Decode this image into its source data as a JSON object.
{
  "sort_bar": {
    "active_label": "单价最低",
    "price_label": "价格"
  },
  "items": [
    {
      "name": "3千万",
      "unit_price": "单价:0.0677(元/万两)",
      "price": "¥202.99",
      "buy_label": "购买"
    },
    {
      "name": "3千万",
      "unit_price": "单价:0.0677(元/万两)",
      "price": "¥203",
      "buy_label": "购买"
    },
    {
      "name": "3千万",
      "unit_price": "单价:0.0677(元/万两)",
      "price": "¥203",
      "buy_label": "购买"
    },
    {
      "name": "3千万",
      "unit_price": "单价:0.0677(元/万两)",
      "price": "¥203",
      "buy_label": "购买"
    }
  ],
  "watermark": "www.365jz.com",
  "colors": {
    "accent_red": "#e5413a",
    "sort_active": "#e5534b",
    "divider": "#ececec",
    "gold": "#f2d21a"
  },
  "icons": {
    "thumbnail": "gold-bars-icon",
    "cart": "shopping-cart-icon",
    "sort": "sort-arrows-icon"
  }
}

####

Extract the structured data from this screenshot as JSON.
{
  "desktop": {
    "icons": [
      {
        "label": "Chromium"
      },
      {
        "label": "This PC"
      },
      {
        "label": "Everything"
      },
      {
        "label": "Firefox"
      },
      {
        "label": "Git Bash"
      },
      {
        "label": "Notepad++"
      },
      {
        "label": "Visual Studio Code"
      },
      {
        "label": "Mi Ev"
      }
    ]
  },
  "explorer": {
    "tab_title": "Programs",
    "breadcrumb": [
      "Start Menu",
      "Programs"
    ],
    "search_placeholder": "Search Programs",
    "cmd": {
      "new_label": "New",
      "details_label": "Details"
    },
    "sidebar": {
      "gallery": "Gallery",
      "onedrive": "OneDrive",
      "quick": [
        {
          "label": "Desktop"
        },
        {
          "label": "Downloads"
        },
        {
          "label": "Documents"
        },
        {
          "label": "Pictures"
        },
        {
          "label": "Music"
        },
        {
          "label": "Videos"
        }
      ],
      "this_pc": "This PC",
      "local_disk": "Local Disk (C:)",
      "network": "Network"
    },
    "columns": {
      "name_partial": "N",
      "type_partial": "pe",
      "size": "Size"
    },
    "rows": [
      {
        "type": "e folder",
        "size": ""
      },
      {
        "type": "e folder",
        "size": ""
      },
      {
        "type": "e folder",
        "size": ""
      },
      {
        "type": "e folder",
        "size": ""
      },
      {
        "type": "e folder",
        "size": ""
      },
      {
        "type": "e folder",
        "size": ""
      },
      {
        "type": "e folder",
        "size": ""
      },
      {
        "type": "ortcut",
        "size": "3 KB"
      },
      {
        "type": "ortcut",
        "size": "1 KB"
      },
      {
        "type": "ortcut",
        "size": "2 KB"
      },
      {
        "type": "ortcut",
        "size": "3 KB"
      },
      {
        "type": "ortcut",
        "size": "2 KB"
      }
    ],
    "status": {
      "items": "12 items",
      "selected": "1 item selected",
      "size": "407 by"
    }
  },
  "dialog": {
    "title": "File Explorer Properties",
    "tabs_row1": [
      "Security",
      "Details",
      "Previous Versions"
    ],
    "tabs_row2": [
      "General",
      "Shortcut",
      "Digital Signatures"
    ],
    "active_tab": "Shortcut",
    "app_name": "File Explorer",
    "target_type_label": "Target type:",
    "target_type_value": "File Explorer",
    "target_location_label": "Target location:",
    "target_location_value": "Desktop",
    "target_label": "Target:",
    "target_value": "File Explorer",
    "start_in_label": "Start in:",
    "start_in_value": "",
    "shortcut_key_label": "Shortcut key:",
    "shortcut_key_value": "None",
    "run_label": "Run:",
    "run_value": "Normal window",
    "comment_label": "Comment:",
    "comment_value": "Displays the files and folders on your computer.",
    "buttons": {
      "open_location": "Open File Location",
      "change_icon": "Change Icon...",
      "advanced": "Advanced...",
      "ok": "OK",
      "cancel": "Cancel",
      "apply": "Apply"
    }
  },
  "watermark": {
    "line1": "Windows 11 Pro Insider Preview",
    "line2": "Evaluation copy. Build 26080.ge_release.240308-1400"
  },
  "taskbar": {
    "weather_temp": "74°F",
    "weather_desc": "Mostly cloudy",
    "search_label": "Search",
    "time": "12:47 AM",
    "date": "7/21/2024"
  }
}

####

Locate the word "JSON" in the entries, and copy every line where it is found.

• [Answer]:
Decode this image into its source data as a JSON object.
Extract the structured data from this screenshot as JSON.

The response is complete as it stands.